> **TO BE DONE**:
Copy everything in the data below exactly except the pictures.
■ ■ ■
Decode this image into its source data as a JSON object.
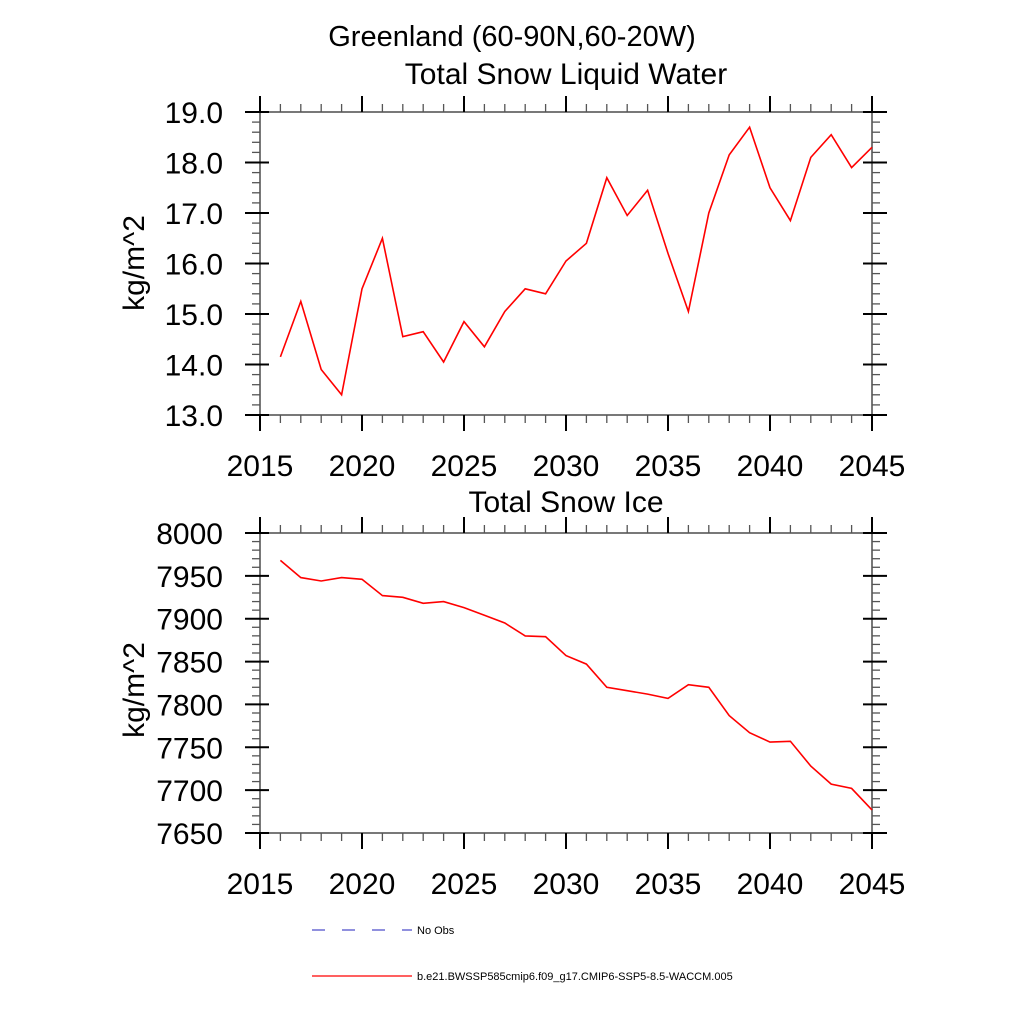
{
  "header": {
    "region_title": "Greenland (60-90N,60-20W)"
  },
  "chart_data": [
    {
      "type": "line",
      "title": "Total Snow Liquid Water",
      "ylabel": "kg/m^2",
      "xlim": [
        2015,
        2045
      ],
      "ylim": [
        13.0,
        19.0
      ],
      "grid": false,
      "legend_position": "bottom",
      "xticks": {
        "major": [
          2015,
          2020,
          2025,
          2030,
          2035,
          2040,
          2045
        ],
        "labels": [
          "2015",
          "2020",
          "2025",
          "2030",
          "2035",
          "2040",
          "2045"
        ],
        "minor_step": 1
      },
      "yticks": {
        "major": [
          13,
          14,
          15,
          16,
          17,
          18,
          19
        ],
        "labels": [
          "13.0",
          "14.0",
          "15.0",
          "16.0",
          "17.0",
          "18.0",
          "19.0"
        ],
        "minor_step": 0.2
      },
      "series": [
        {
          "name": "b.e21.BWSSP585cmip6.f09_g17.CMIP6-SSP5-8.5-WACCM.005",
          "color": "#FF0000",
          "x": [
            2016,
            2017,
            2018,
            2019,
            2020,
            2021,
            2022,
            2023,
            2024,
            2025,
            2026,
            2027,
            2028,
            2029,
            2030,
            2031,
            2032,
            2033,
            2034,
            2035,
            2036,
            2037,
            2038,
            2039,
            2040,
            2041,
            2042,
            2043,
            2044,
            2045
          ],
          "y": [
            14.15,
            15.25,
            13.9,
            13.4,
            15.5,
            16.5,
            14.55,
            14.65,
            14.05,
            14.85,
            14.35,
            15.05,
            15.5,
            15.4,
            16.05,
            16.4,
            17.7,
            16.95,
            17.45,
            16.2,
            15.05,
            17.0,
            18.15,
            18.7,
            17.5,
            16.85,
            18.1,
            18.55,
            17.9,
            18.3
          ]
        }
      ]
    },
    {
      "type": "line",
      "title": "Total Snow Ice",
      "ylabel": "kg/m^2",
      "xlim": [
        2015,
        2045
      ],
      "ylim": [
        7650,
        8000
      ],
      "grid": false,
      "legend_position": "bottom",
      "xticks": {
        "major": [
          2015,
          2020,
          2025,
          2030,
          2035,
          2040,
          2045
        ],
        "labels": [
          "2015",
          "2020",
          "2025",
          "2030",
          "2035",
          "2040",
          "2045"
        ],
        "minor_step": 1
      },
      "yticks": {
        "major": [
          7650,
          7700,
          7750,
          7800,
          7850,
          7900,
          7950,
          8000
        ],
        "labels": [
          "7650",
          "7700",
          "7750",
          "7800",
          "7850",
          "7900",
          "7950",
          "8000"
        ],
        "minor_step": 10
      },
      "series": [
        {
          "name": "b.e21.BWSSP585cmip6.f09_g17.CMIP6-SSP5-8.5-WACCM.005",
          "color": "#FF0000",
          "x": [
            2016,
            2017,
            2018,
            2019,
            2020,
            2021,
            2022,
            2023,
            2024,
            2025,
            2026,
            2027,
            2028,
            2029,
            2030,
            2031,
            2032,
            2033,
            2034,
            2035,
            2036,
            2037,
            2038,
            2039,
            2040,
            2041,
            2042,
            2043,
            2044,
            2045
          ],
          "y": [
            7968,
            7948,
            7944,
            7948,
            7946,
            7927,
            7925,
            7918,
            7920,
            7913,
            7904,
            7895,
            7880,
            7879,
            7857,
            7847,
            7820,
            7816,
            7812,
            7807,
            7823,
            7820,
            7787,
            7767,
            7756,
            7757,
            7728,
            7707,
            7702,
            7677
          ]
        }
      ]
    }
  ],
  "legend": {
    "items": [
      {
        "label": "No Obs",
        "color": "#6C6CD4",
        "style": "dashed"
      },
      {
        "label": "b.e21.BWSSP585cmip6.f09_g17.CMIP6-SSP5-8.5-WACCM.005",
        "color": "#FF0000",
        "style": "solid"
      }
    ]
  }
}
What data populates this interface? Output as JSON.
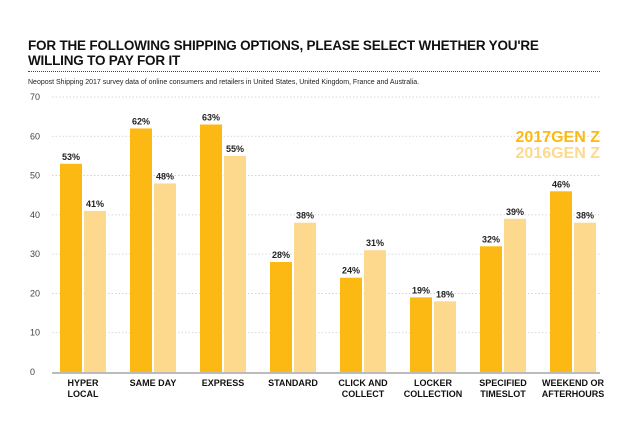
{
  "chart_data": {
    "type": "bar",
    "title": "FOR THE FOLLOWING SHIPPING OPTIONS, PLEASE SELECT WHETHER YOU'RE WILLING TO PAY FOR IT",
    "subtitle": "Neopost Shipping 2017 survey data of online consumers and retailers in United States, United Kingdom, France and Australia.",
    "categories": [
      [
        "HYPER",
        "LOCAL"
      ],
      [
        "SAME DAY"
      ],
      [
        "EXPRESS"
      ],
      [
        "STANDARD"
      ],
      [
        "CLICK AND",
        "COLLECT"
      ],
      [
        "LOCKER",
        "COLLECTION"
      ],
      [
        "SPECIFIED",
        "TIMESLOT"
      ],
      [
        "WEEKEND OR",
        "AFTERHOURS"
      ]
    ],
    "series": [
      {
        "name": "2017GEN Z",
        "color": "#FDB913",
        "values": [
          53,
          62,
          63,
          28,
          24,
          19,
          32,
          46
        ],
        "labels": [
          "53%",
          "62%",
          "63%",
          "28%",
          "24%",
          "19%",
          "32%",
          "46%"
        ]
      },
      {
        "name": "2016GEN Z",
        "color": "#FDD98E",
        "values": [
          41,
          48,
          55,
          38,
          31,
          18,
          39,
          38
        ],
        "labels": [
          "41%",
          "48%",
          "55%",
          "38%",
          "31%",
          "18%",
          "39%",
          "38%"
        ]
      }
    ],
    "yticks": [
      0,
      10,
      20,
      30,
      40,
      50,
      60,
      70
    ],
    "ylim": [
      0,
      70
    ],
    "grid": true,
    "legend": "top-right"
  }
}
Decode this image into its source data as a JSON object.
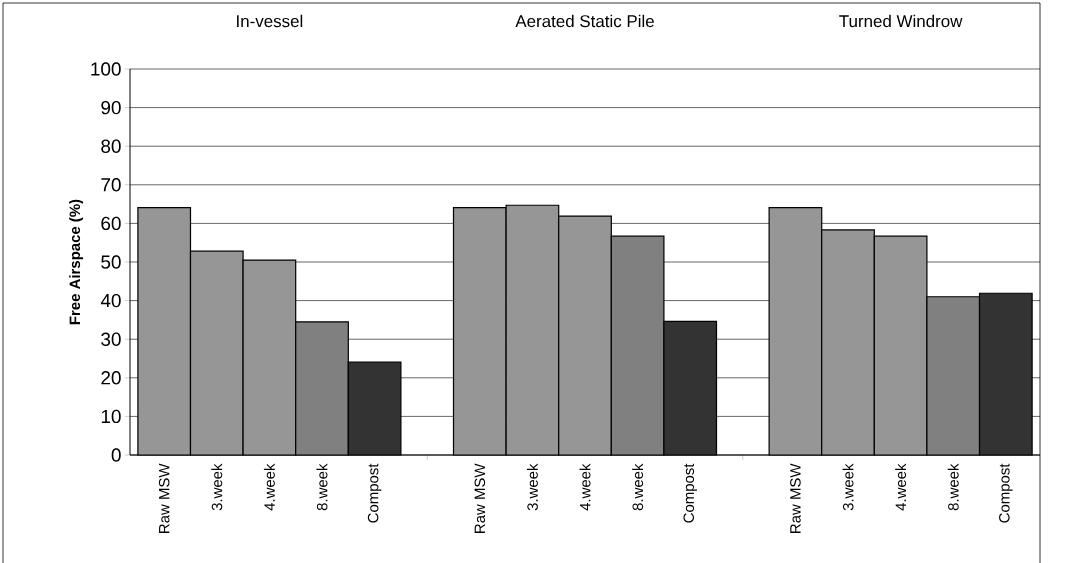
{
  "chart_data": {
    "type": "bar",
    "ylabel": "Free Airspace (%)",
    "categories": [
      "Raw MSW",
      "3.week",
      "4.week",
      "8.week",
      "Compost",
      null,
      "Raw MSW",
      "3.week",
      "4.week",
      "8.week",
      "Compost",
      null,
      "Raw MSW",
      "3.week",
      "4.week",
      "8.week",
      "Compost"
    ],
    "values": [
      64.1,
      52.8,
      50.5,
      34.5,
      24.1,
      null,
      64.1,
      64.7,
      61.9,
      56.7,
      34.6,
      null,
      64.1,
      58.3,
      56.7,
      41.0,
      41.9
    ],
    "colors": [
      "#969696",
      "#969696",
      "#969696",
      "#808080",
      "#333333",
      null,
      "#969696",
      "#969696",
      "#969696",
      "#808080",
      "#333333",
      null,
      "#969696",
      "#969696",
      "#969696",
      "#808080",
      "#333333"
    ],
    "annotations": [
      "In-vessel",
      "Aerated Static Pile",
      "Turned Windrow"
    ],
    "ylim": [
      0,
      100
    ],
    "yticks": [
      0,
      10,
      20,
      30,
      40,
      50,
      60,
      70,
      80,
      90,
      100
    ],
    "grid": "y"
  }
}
■ ■ ■
> **WRITTEN SOLUTION**:
Decode this image into its source data as a JSON object.
{
  "header": {
    "region_title": "Greenland (60-90N,60-20W)"
  },
  "chart_data": [
    {
      "type": "line",
      "title": "Total Snow Liquid Water",
      "ylabel": "kg/m^2",
      "xlim": [
        2015,
        2045
      ],
      "ylim": [
        13.0,
        19.0
      ],
      "grid": false,
      "legend_position": "bottom",
      "xticks": {
        "major": [
          2015,
          2020,
          2025,
          2030,
          2035,
          2040,
          2045
        ],
        "labels": [
          "2015",
          "2020",
          "2025",
          "2030",
          "2035",
          "2040",
          "2045"
        ],
        "minor_step": 1
      },
      "yticks": {
        "major": [
          13,
          14,
          15,
          16,
          17,
          18,
          19
        ],
        "labels": [
          "13.0",
          "14.0",
          "15.0",
          "16.0",
          "17.0",
          "18.0",
          "19.0"
        ],
        "minor_step": 0.2
      },
      "series": [
        {
          "name": "b.e21.BWSSP585cmip6.f09_g17.CMIP6-SSP5-8.5-WACCM.005",
          "color": "#FF0000",
          "x": [
            2016,
            2017,
            2018,
            2019,
            2020,
            2021,
            2022,
            2023,
            2024,
            2025,
            2026,
            2027,
            2028,
            2029,
            2030,
            2031,
            2032,
            2033,
            2034,
            2035,
            2036,
            2037,
            2038,
            2039,
            2040,
            2041,
            2042,
            2043,
            2044,
            2045
          ],
          "y": [
            14.15,
            15.25,
            13.9,
            13.4,
            15.5,
            16.5,
            14.55,
            14.65,
            14.05,
            14.85,
            14.35,
            15.05,
            15.5,
            15.4,
            16.05,
            16.4,
            17.7,
            16.95,
            17.45,
            16.2,
            15.05,
            17.0,
            18.15,
            18.7,
            17.5,
            16.85,
            18.1,
            18.55,
            17.9,
            18.3
          ]
        }
      ]
    },
    {
      "type": "line",
      "title": "Total Snow Ice",
      "ylabel": "kg/m^2",
      "xlim": [
        2015,
        2045
      ],
      "ylim": [
        7650,
        8000
      ],
      "grid": false,
      "legend_position": "bottom",
      "xticks": {
        "major": [
          2015,
          2020,
          2025,
          2030,
          2035,
          2040,
          2045
        ],
        "labels": [
          "2015",
          "2020",
          "2025",
          "2030",
          "2035",
          "2040",
          "2045"
        ],
        "minor_step": 1
      },
      "yticks": {
        "major": [
          7650,
          7700,
          7750,
          7800,
          7850,
          7900,
          7950,
          8000
        ],
        "labels": [
          "7650",
          "7700",
          "7750",
          "7800",
          "7850",
          "7900",
          "7950",
          "8000"
        ],
        "minor_step": 10
      },
      "series": [
        {
          "name": "b.e21.BWSSP585cmip6.f09_g17.CMIP6-SSP5-8.5-WACCM.005",
          "color": "#FF0000",
          "x": [
            2016,
            2017,
            2018,
            2019,
            2020,
            2021,
            2022,
            2023,
            2024,
            2025,
            2026,
            2027,
            2028,
            2029,
            2030,
            2031,
            2032,
            2033,
            2034,
            2035,
            2036,
            2037,
            2038,
            2039,
            2040,
            2041,
            2042,
            2043,
            2044,
            2045
          ],
          "y": [
            7968,
            7948,
            7944,
            7948,
            7946,
            7927,
            7925,
            7918,
            7920,
            7913,
            7904,
            7895,
            7880,
            7879,
            7857,
            7847,
            7820,
            7816,
            7812,
            7807,
            7823,
            7820,
            7787,
            7767,
            7756,
            7757,
            7728,
            7707,
            7702,
            7677
          ]
        }
      ]
    }
  ],
  "legend": {
    "items": [
      {
        "label": "No Obs",
        "color": "#6C6CD4",
        "style": "dashed"
      },
      {
        "label": "b.e21.BWSSP585cmip6.f09_g17.CMIP6-SSP5-8.5-WACCM.005",
        "color": "#FF0000",
        "style": "solid"
      }
    ]
  }
}
What data populates this interface? Output as JSON.
{
  "chart_data": {
    "type": "bar",
    "title": "FOR THE FOLLOWING SHIPPING OPTIONS, PLEASE SELECT WHETHER YOU'RE WILLING TO PAY FOR IT",
    "subtitle": "Neopost Shipping 2017 survey data of online consumers and retailers in United States, United Kingdom, France and Australia.",
    "categories": [
      [
        "HYPER",
        "LOCAL"
      ],
      [
        "SAME DAY"
      ],
      [
        "EXPRESS"
      ],
      [
        "STANDARD"
      ],
      [
        "CLICK AND",
        "COLLECT"
      ],
      [
        "LOCKER",
        "COLLECTION"
      ],
      [
        "SPECIFIED",
        "TIMESLOT"
      ],
      [
        "WEEKEND OR",
        "AFTERHOURS"
      ]
    ],
    "series": [
      {
        "name": "2017GEN Z",
        "color": "#FDB913",
        "values": [
          53,
          62,
          63,
          28,
          24,
          19,
          32,
          46
        ],
        "labels": [
          "53%",
          "62%",
          "63%",
          "28%",
          "24%",
          "19%",
          "32%",
          "46%"
        ]
      },
      {
        "name": "2016GEN Z",
        "color": "#FDD98E",
        "values": [
          41,
          48,
          55,
          38,
          31,
          18,
          39,
          38
        ],
        "labels": [
          "41%",
          "48%",
          "55%",
          "38%",
          "31%",
          "18%",
          "39%",
          "38%"
        ]
      }
    ],
    "yticks": [
      0,
      10,
      20,
      30,
      40,
      50,
      60,
      70
    ],
    "ylim": [
      0,
      70
    ],
    "grid": true,
    "legend": "top-right"
  }
}
Decode this image into its source data as a JSON object.
{
  "chart_data": {
    "type": "bar",
    "ylabel": "Free Airspace (%)",
    "categories": [
      "Raw MSW",
      "3.week",
      "4.week",
      "8.week",
      "Compost",
      null,
      "Raw MSW",
      "3.week",
      "4.week",
      "8.week",
      "Compost",
      null,
      "Raw MSW",
      "3.week",
      "4.week",
      "8.week",
      "Compost"
    ],
    "values": [
      64.1,
      52.8,
      50.5,
      34.5,
      24.1,
      null,
      64.1,
      64.7,
      61.9,
      56.7,
      34.6,
      null,
      64.1,
      58.3,
      56.7,
      41.0,
      41.9
    ],
    "colors": [
      "#969696",
      "#969696",
      "#969696",
      "#808080",
      "#333333",
      null,
      "#969696",
      "#969696",
      "#969696",
      "#808080",
      "#333333",
      null,
      "#969696",
      "#969696",
      "#969696",
      "#808080",
      "#333333"
    ],
    "annotations": [
      "In-vessel",
      "Aerated Static Pile",
      "Turned Windrow"
    ],
    "ylim": [
      0,
      100
    ],
    "yticks": [
      0,
      10,
      20,
      30,
      40,
      50,
      60,
      70,
      80,
      90,
      100
    ],
    "grid": "y"
  }
}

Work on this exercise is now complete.